Start of SUPPLIED MATERIAL

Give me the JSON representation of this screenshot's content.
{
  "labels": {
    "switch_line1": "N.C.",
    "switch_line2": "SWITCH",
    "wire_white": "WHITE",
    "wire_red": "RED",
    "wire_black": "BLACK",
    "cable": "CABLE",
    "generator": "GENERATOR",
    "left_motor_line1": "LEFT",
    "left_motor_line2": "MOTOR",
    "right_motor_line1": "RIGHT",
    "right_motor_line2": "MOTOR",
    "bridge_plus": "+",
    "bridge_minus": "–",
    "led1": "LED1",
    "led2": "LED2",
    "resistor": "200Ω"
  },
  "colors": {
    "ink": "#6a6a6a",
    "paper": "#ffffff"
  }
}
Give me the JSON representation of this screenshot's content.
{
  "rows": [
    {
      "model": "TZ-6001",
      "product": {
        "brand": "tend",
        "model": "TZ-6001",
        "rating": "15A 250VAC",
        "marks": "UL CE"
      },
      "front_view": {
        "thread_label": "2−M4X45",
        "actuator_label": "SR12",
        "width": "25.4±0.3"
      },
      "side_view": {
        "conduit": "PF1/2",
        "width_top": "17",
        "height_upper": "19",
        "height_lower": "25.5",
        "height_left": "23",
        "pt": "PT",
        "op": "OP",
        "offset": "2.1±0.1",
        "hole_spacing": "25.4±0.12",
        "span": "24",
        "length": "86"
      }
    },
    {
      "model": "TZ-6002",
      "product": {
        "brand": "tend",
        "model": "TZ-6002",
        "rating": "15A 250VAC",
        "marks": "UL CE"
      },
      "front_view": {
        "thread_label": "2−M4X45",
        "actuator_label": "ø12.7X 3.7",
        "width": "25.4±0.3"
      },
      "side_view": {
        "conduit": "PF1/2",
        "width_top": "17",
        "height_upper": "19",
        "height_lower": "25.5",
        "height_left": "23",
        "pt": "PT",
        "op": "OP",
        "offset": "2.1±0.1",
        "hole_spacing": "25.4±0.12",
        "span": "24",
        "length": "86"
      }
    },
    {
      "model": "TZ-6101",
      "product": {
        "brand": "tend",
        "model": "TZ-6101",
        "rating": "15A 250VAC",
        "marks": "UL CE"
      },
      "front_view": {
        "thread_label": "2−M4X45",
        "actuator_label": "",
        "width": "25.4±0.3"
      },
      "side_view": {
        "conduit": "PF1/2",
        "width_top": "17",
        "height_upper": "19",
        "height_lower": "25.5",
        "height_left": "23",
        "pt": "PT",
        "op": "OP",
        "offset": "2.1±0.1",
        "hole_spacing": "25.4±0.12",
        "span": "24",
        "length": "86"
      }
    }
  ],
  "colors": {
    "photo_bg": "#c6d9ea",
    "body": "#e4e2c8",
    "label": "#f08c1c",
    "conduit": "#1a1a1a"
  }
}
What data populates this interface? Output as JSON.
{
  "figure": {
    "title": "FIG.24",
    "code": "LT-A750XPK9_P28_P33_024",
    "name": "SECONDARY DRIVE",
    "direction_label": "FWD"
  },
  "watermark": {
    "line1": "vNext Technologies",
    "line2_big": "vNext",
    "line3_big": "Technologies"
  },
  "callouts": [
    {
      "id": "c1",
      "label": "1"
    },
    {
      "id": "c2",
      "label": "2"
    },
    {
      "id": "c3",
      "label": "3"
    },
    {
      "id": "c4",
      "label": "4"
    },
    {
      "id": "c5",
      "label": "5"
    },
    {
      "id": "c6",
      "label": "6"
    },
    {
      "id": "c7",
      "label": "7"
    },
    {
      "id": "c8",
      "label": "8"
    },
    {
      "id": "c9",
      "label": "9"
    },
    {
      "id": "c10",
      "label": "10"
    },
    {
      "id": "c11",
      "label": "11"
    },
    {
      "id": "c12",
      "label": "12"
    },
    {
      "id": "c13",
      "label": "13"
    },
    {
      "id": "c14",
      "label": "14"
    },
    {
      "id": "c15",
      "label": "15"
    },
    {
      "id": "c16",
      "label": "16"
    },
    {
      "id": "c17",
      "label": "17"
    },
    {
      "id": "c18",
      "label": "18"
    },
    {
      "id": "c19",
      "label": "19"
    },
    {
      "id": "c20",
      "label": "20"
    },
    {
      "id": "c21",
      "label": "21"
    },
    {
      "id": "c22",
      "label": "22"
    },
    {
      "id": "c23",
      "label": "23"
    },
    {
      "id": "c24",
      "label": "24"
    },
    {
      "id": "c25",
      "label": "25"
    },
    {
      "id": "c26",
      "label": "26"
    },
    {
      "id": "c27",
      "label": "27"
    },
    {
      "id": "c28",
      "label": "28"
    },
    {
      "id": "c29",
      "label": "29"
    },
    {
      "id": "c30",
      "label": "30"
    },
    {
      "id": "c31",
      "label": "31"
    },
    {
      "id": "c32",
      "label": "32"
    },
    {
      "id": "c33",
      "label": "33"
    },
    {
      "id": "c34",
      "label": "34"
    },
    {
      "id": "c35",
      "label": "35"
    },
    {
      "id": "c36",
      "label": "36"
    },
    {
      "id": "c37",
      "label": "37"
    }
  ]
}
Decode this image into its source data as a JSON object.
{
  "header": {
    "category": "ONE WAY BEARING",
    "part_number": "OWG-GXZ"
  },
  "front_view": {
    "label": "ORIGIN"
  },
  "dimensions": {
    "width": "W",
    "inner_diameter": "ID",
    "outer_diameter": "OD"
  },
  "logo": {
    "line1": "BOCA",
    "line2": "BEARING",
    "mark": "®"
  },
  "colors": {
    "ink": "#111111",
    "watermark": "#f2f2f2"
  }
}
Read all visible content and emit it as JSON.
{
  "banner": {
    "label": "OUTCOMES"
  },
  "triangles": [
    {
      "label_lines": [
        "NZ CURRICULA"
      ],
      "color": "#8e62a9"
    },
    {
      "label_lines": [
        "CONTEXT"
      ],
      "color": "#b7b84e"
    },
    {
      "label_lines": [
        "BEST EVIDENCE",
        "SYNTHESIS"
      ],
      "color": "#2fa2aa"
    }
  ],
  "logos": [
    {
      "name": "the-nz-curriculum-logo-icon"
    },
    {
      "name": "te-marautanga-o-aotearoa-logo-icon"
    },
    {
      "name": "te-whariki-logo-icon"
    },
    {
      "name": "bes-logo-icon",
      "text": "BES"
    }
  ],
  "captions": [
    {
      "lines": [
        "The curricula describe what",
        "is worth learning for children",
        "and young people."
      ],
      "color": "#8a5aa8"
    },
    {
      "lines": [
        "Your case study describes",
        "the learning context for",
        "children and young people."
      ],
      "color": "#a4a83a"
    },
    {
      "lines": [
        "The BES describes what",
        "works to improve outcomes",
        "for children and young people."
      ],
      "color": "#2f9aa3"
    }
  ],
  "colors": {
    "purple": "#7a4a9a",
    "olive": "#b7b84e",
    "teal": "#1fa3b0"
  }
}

End of SUPPLIED MATERIAL

**YOUR GOAL**
Find the word "name" in the entries, and copy every line it shows up in.

**CORRECT OUTPUT**
    "name": "SECONDARY DRIVE",
      "name": "the-nz-curriculum-logo-icon"
      "name": "te-marautanga-o-aotearoa-logo-icon"
      "name": "te-whariki-logo-icon"
      "name": "bes-logo-icon",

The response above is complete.